### GIVEN REQUEST
Could you quote the material below line for line, without changing a single character?

### THE RECORDS
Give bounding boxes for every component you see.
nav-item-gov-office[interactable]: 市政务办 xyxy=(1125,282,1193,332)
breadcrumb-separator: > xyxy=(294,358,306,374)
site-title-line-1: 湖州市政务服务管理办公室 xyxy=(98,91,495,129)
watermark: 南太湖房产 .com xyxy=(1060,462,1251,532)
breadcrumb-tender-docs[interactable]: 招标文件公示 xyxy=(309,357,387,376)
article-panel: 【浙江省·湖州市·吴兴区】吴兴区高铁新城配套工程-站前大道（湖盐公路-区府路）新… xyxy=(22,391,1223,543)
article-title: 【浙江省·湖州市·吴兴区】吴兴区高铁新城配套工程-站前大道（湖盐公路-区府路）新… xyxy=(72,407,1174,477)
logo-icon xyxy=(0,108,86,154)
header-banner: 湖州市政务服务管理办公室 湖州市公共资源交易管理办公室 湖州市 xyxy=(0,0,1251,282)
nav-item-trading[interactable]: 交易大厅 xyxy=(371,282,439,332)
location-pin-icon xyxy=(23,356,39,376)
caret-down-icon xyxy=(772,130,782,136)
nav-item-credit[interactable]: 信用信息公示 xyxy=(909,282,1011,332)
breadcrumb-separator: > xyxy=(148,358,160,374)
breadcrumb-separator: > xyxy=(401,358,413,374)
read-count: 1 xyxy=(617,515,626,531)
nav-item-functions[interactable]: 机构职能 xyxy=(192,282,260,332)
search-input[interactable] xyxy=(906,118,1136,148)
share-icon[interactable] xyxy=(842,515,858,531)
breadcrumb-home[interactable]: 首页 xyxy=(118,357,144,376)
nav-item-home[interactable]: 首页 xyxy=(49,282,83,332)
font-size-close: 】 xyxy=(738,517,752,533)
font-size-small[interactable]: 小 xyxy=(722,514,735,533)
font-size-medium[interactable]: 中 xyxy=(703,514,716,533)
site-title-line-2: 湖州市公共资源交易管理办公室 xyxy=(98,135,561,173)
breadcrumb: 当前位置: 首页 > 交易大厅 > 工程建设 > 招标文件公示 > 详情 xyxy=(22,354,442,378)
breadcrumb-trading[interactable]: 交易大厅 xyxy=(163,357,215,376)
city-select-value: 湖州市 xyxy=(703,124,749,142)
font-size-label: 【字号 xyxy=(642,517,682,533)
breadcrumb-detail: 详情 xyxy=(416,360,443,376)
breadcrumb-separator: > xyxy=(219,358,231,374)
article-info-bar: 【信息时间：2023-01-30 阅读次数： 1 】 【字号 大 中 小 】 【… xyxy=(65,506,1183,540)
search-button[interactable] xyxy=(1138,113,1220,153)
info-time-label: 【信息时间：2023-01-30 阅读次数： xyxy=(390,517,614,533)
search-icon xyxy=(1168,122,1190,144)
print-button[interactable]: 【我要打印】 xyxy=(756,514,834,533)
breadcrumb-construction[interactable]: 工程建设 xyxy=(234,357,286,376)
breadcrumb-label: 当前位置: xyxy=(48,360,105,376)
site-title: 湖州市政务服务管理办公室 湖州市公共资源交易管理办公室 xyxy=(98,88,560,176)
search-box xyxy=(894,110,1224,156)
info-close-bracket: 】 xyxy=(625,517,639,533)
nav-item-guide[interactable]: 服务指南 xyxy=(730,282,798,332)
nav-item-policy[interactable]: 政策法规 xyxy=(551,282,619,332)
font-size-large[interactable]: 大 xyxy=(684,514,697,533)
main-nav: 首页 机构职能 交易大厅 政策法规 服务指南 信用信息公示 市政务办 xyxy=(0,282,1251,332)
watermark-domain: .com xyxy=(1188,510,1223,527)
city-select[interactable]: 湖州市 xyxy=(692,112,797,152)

### RESULT
Give bounding boxes for every component you see.
nav-item-gov-office[interactable]: 市政务办 xyxy=(1125,282,1193,332)
breadcrumb-separator: > xyxy=(294,358,306,374)
site-title-line-1: 湖州市政务服务管理办公室 xyxy=(98,91,495,129)
watermark: 南太湖房产 .com xyxy=(1060,462,1251,532)
breadcrumb-tender-docs[interactable]: 招标文件公示 xyxy=(309,357,387,376)
article-panel: 【浙江省·湖州市·吴兴区】吴兴区高铁新城配套工程-站前大道（湖盐公路-区府路）新… xyxy=(22,391,1223,543)
article-title: 【浙江省·湖州市·吴兴区】吴兴区高铁新城配套工程-站前大道（湖盐公路-区府路）新… xyxy=(72,407,1174,477)
logo-icon xyxy=(0,108,86,154)
header-banner: 湖州市政务服务管理办公室 湖州市公共资源交易管理办公室 湖州市 xyxy=(0,0,1251,282)
nav-item-trading[interactable]: 交易大厅 xyxy=(371,282,439,332)
location-pin-icon xyxy=(23,356,39,376)
caret-down-icon xyxy=(772,130,782,136)
nav-item-credit[interactable]: 信用信息公示 xyxy=(909,282,1011,332)
breadcrumb-separator: > xyxy=(148,358,160,374)
breadcrumb-separator: > xyxy=(401,358,413,374)
read-count: 1 xyxy=(617,515,626,531)
nav-item-functions[interactable]: 机构职能 xyxy=(192,282,260,332)
search-input[interactable] xyxy=(906,118,1136,148)
share-icon[interactable] xyxy=(842,515,858,531)
breadcrumb-home[interactable]: 首页 xyxy=(118,357,144,376)
nav-item-home[interactable]: 首页 xyxy=(49,282,83,332)
font-size-close: 】 xyxy=(738,517,752,533)
font-size-small[interactable]: 小 xyxy=(722,514,735,533)
font-size-medium[interactable]: 中 xyxy=(703,514,716,533)
site-title-line-2: 湖州市公共资源交易管理办公室 xyxy=(98,135,561,173)
breadcrumb: 当前位置: 首页 > 交易大厅 > 工程建设 > 招标文件公示 > 详情 xyxy=(22,354,442,378)
breadcrumb-trading[interactable]: 交易大厅 xyxy=(163,357,215,376)
city-select-value: 湖州市 xyxy=(703,124,749,142)
font-size-label: 【字号 xyxy=(642,517,682,533)
breadcrumb-detail: 详情 xyxy=(416,360,443,376)
breadcrumb-separator: > xyxy=(219,358,231,374)
article-info-bar: 【信息时间：2023-01-30 阅读次数： 1 】 【字号 大 中 小 】 【… xyxy=(65,506,1183,540)
search-button[interactable] xyxy=(1138,113,1220,153)
info-time-label: 【信息时间：2023-01-30 阅读次数： xyxy=(390,517,614,533)
search-icon xyxy=(1168,122,1190,144)
print-button[interactable]: 【我要打印】 xyxy=(756,514,834,533)
breadcrumb-construction[interactable]: 工程建设 xyxy=(234,357,286,376)
breadcrumb-label: 当前位置: xyxy=(48,360,105,376)
site-title: 湖州市政务服务管理办公室 湖州市公共资源交易管理办公室 xyxy=(98,88,560,176)
search-box xyxy=(894,110,1224,156)
info-close-bracket: 】 xyxy=(625,517,639,533)
nav-item-guide[interactable]: 服务指南 xyxy=(730,282,798,332)
nav-item-policy[interactable]: 政策法规 xyxy=(551,282,619,332)
font-size-large[interactable]: 大 xyxy=(684,514,697,533)
main-nav: 首页 机构职能 交易大厅 政策法规 服务指南 信用信息公示 市政务办 xyxy=(0,282,1251,332)
watermark-domain: .com xyxy=(1188,510,1223,527)
city-select[interactable]: 湖州市 xyxy=(692,112,797,152)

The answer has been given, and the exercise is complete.